— START OF Supplied records —
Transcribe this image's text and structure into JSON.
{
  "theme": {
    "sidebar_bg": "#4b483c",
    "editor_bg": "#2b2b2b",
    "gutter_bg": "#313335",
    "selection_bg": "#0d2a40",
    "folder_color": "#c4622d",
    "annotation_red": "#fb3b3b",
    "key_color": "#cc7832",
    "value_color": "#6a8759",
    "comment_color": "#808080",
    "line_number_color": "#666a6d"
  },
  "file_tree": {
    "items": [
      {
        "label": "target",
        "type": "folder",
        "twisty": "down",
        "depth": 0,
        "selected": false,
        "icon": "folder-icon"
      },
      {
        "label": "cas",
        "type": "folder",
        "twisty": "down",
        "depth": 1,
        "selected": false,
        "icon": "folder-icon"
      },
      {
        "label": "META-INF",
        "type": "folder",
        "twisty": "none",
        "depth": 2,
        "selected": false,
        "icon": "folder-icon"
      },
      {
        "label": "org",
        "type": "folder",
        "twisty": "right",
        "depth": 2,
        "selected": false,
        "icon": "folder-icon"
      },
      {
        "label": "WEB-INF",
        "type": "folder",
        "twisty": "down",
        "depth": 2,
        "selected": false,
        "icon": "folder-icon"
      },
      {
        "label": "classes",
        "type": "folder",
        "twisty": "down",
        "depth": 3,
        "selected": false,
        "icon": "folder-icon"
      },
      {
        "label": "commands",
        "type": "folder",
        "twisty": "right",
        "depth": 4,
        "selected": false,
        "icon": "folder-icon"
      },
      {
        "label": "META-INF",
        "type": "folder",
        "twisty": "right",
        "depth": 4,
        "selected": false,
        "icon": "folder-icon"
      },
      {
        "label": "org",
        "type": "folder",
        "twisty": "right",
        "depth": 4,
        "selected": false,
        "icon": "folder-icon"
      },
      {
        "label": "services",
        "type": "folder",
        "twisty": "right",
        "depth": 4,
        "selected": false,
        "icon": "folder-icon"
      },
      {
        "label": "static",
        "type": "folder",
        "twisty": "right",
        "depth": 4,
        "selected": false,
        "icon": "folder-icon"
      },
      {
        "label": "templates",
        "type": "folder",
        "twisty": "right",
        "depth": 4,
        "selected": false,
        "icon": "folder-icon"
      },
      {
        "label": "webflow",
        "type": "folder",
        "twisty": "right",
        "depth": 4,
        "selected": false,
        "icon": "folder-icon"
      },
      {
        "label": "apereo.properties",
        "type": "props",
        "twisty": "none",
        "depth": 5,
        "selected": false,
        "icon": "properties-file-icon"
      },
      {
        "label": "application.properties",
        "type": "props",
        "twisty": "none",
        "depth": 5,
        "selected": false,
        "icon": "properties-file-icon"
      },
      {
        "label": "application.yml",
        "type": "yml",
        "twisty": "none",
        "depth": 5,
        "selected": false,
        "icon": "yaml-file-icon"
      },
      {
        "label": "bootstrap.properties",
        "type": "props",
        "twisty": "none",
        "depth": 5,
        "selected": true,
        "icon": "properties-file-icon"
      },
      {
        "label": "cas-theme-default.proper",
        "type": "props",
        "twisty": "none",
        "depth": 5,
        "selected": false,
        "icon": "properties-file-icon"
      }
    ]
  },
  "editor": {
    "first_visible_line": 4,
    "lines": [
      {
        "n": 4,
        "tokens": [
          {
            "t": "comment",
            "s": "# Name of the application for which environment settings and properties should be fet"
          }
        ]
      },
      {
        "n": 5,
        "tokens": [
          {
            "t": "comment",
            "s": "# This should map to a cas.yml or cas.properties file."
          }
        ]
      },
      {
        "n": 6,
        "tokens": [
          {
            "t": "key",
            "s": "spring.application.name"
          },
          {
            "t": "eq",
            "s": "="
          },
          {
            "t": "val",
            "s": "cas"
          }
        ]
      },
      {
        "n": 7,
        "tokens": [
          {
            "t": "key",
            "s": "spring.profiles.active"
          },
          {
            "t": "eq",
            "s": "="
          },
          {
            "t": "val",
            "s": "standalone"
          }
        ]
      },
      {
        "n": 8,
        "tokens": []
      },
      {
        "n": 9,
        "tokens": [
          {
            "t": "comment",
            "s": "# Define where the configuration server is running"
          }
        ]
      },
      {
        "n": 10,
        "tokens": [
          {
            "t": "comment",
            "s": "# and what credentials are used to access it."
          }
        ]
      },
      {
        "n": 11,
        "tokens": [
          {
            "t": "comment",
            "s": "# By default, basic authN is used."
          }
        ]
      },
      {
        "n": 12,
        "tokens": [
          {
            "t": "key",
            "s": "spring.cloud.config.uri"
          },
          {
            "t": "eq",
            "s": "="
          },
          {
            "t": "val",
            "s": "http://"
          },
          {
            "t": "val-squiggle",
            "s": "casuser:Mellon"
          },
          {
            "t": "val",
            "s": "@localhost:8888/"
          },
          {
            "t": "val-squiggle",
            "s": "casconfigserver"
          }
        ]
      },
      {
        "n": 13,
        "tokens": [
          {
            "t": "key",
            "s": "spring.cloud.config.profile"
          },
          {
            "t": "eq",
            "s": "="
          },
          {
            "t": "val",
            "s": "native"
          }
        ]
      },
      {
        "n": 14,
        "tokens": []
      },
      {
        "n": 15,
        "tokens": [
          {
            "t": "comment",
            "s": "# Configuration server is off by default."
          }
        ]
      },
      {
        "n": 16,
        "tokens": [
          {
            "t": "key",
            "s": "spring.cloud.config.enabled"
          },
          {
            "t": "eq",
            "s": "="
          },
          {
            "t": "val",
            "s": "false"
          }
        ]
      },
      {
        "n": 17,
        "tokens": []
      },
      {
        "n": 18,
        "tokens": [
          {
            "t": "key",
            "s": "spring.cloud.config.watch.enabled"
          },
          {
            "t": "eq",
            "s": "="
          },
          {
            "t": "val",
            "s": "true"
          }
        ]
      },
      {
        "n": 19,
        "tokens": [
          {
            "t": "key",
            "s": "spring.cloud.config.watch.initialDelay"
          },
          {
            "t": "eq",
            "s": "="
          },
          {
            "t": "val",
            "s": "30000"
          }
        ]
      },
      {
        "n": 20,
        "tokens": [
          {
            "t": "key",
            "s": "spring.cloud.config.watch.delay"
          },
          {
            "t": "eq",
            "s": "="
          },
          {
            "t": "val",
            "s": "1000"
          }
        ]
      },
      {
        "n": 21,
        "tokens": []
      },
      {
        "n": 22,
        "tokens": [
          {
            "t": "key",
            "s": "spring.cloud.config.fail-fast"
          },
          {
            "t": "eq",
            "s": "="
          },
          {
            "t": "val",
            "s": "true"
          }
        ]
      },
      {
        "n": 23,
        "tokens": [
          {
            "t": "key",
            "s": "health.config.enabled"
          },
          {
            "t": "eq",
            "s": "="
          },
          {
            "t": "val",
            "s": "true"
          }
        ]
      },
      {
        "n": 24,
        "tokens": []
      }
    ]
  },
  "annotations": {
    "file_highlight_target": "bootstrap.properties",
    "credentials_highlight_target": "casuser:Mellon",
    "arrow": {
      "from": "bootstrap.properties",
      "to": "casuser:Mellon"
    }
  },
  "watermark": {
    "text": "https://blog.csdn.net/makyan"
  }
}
— END OF Supplied records —
Written exercise
Copy out the whole listing, exactly as written.

Expected answer
Transcribe this image's text and structure into JSON.
{
  "theme": {
    "sidebar_bg": "#4b483c",
    "editor_bg": "#2b2b2b",
    "gutter_bg": "#313335",
    "selection_bg": "#0d2a40",
    "folder_color": "#c4622d",
    "annotation_red": "#fb3b3b",
    "key_color": "#cc7832",
    "value_color": "#6a8759",
    "comment_color": "#808080",
    "line_number_color": "#666a6d"
  },
  "file_tree": {
    "items": [
      {
        "label": "target",
        "type": "folder",
        "twisty": "down",
        "depth": 0,
        "selected": false,
        "icon": "folder-icon"
      },
      {
        "label": "cas",
        "type": "folder",
        "twisty": "down",
        "depth": 1,
        "selected": false,
        "icon": "folder-icon"
      },
      {
        "label": "META-INF",
        "type": "folder",
        "twisty": "none",
        "depth": 2,
        "selected": false,
        "icon": "folder-icon"
      },
      {
        "label": "org",
        "type": "folder",
        "twisty": "right",
        "depth": 2,
        "selected": false,
        "icon": "folder-icon"
      },
      {
        "label": "WEB-INF",
        "type": "folder",
        "twisty": "down",
        "depth": 2,
        "selected": false,
        "icon": "folder-icon"
      },
      {
        "label": "classes",
        "type": "folder",
        "twisty": "down",
        "depth": 3,
        "selected": false,
        "icon": "folder-icon"
      },
      {
        "label": "commands",
        "type": "folder",
        "twisty": "right",
        "depth": 4,
        "selected": false,
        "icon": "folder-icon"
      },
      {
        "label": "META-INF",
        "type": "folder",
        "twisty": "right",
        "depth": 4,
        "selected": false,
        "icon": "folder-icon"
      },
      {
        "label": "org",
        "type": "folder",
        "twisty": "right",
        "depth": 4,
        "selected": false,
        "icon": "folder-icon"
      },
      {
        "label": "services",
        "type": "folder",
        "twisty": "right",
        "depth": 4,
        "selected": false,
        "icon": "folder-icon"
      },
      {
        "label": "static",
        "type": "folder",
        "twisty": "right",
        "depth": 4,
        "selected": false,
        "icon": "folder-icon"
      },
      {
        "label": "templates",
        "type": "folder",
        "twisty": "right",
        "depth": 4,
        "selected": false,
        "icon": "folder-icon"
      },
      {
        "label": "webflow",
        "type": "folder",
        "twisty": "right",
        "depth": 4,
        "selected": false,
        "icon": "folder-icon"
      },
      {
        "label": "apereo.properties",
        "type": "props",
        "twisty": "none",
        "depth": 5,
        "selected": false,
        "icon": "properties-file-icon"
      },
      {
        "label": "application.properties",
        "type": "props",
        "twisty": "none",
        "depth": 5,
        "selected": false,
        "icon": "properties-file-icon"
      },
      {
        "label": "application.yml",
        "type": "yml",
        "twisty": "none",
        "depth": 5,
        "selected": false,
        "icon": "yaml-file-icon"
      },
      {
        "label": "bootstrap.properties",
        "type": "props",
        "twisty": "none",
        "depth": 5,
        "selected": true,
        "icon": "properties-file-icon"
      },
      {
        "label": "cas-theme-default.proper",
        "type": "props",
        "twisty": "none",
        "depth": 5,
        "selected": false,
        "icon": "properties-file-icon"
      }
    ]
  },
  "editor": {
    "first_visible_line": 4,
    "lines": [
      {
        "n": 4,
        "tokens": [
          {
            "t": "comment",
            "s": "# Name of the application for which environment settings and properties should be fet"
          }
        ]
      },
      {
        "n": 5,
        "tokens": [
          {
            "t": "comment",
            "s": "# This should map to a cas.yml or cas.properties file."
          }
        ]
      },
      {
        "n": 6,
        "tokens": [
          {
            "t": "key",
            "s": "spring.application.name"
          },
          {
            "t": "eq",
            "s": "="
          },
          {
            "t": "val",
            "s": "cas"
          }
        ]
      },
      {
        "n": 7,
        "tokens": [
          {
            "t": "key",
            "s": "spring.profiles.active"
          },
          {
            "t": "eq",
            "s": "="
          },
          {
            "t": "val",
            "s": "standalone"
          }
        ]
      },
      {
        "n": 8,
        "tokens": []
      },
      {
        "n": 9,
        "tokens": [
          {
            "t": "comment",
            "s": "# Define where the configuration server is running"
          }
        ]
      },
      {
        "n": 10,
        "tokens": [
          {
            "t": "comment",
            "s": "# and what credentials are used to access it."
          }
        ]
      },
      {
        "n": 11,
        "tokens": [
          {
            "t": "comment",
            "s": "# By default, basic authN is used."
          }
        ]
      },
      {
        "n": 12,
        "tokens": [
          {
            "t": "key",
            "s": "spring.cloud.config.uri"
          },
          {
            "t": "eq",
            "s": "="
          },
          {
            "t": "val",
            "s": "http://"
          },
          {
            "t": "val-squiggle",
            "s": "casuser:Mellon"
          },
          {
            "t": "val",
            "s": "@localhost:8888/"
          },
          {
            "t": "val-squiggle",
            "s": "casconfigserver"
          }
        ]
      },
      {
        "n": 13,
        "tokens": [
          {
            "t": "key",
            "s": "spring.cloud.config.profile"
          },
          {
            "t": "eq",
            "s": "="
          },
          {
            "t": "val",
            "s": "native"
          }
        ]
      },
      {
        "n": 14,
        "tokens": []
      },
      {
        "n": 15,
        "tokens": [
          {
            "t": "comment",
            "s": "# Configuration server is off by default."
          }
        ]
      },
      {
        "n": 16,
        "tokens": [
          {
            "t": "key",
            "s": "spring.cloud.config.enabled"
          },
          {
            "t": "eq",
            "s": "="
          },
          {
            "t": "val",
            "s": "false"
          }
        ]
      },
      {
        "n": 17,
        "tokens": []
      },
      {
        "n": 18,
        "tokens": [
          {
            "t": "key",
            "s": "spring.cloud.config.watch.enabled"
          },
          {
            "t": "eq",
            "s": "="
          },
          {
            "t": "val",
            "s": "true"
          }
        ]
      },
      {
        "n": 19,
        "tokens": [
          {
            "t": "key",
            "s": "spring.cloud.config.watch.initialDelay"
          },
          {
            "t": "eq",
            "s": "="
          },
          {
            "t": "val",
            "s": "30000"
          }
        ]
      },
      {
        "n": 20,
        "tokens": [
          {
            "t": "key",
            "s": "spring.cloud.config.watch.delay"
          },
          {
            "t": "eq",
            "s": "="
          },
          {
            "t": "val",
            "s": "1000"
          }
        ]
      },
      {
        "n": 21,
        "tokens": []
      },
      {
        "n": 22,
        "tokens": [
          {
            "t": "key",
            "s": "spring.cloud.config.fail-fast"
          },
          {
            "t": "eq",
            "s": "="
          },
          {
            "t": "val",
            "s": "true"
          }
        ]
      },
      {
        "n": 23,
        "tokens": [
          {
            "t": "key",
            "s": "health.config.enabled"
          },
          {
            "t": "eq",
            "s": "="
          },
          {
            "t": "val",
            "s": "true"
          }
        ]
      },
      {
        "n": 24,
        "tokens": []
      }
    ]
  },
  "annotations": {
    "file_highlight_target": "bootstrap.properties",
    "credentials_highlight_target": "casuser:Mellon",
    "arrow": {
      "from": "bootstrap.properties",
      "to": "casuser:Mellon"
    }
  },
  "watermark": {
    "text": "https://blog.csdn.net/makyan"
  }
}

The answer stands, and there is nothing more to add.